**WHAT YOU NEED TO DO:** Reproduce every entry exactly and leave its pictures out.
=== DATA ENTRIES ===
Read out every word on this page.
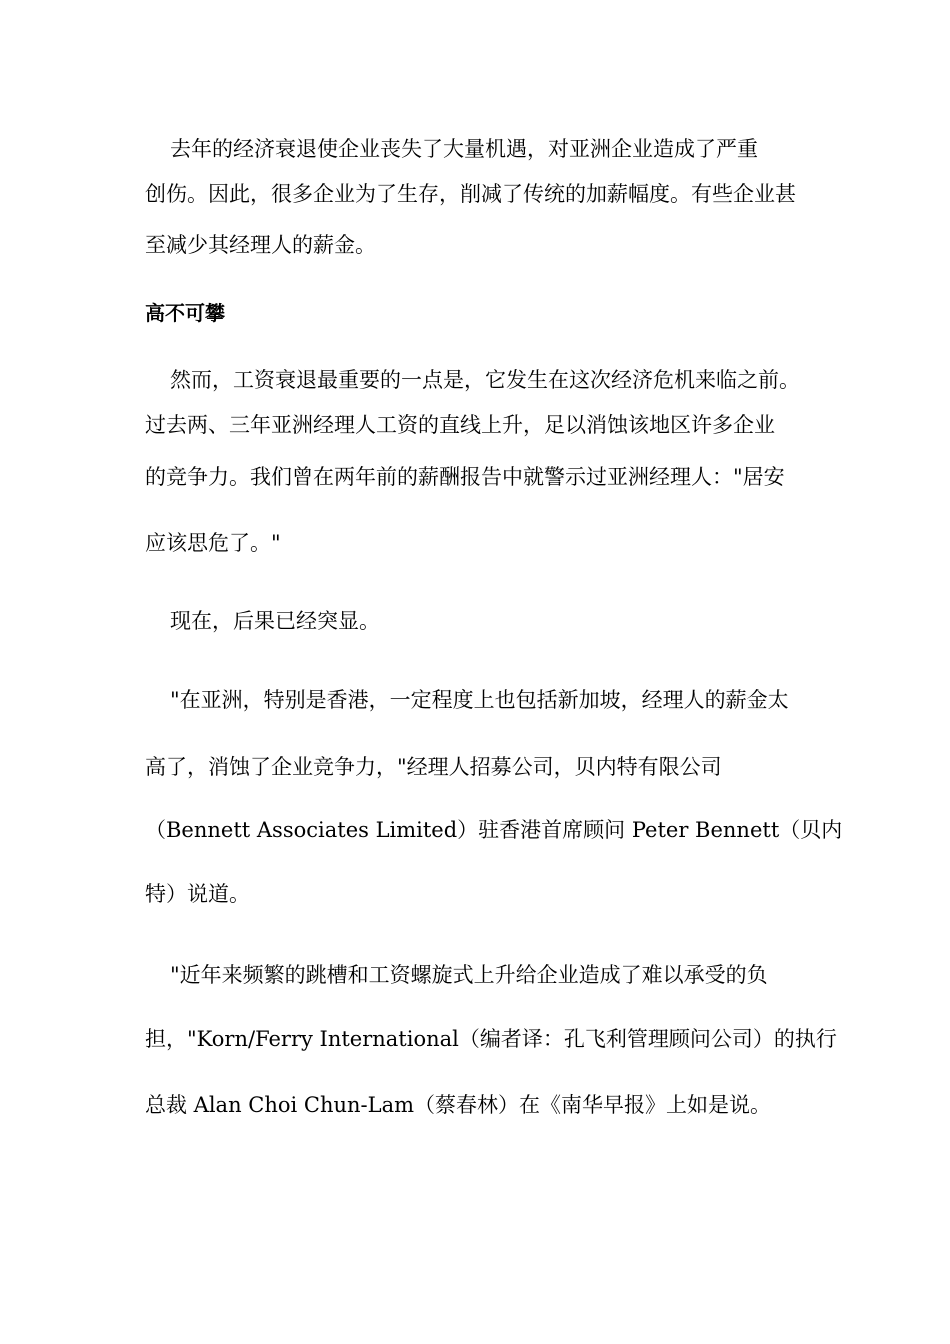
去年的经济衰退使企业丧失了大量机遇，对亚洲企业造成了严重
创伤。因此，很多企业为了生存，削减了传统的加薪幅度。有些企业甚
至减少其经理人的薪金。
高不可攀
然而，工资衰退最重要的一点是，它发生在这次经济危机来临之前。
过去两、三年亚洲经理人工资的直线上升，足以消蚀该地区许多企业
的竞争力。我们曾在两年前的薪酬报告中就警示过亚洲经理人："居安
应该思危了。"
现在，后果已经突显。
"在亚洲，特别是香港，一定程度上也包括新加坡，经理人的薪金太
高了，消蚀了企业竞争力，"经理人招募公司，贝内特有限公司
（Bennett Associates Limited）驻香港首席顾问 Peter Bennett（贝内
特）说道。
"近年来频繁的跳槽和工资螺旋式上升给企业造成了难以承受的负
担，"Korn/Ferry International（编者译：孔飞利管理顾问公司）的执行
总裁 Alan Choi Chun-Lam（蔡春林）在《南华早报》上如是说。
===
**REPLY TO THE EXERCISE:**
Read out every word on this page.
去年的经济衰退使企业丧失了大量机遇，对亚洲企业造成了严重
创伤。因此，很多企业为了生存，削减了传统的加薪幅度。有些企业甚
至减少其经理人的薪金。
高不可攀
然而，工资衰退最重要的一点是，它发生在这次经济危机来临之前。
过去两、三年亚洲经理人工资的直线上升，足以消蚀该地区许多企业
的竞争力。我们曾在两年前的薪酬报告中就警示过亚洲经理人："居安
应该思危了。"
现在，后果已经突显。
"在亚洲，特别是香港，一定程度上也包括新加坡，经理人的薪金太
高了，消蚀了企业竞争力，"经理人招募公司，贝内特有限公司
（Bennett Associates Limited）驻香港首席顾问 Peter Bennett（贝内
特）说道。
"近年来频繁的跳槽和工资螺旋式上升给企业造成了难以承受的负
担，"Korn/Ferry International（编者译：孔飞利管理顾问公司）的执行
总裁 Alan Choi Chun-Lam（蔡春林）在《南华早报》上如是说。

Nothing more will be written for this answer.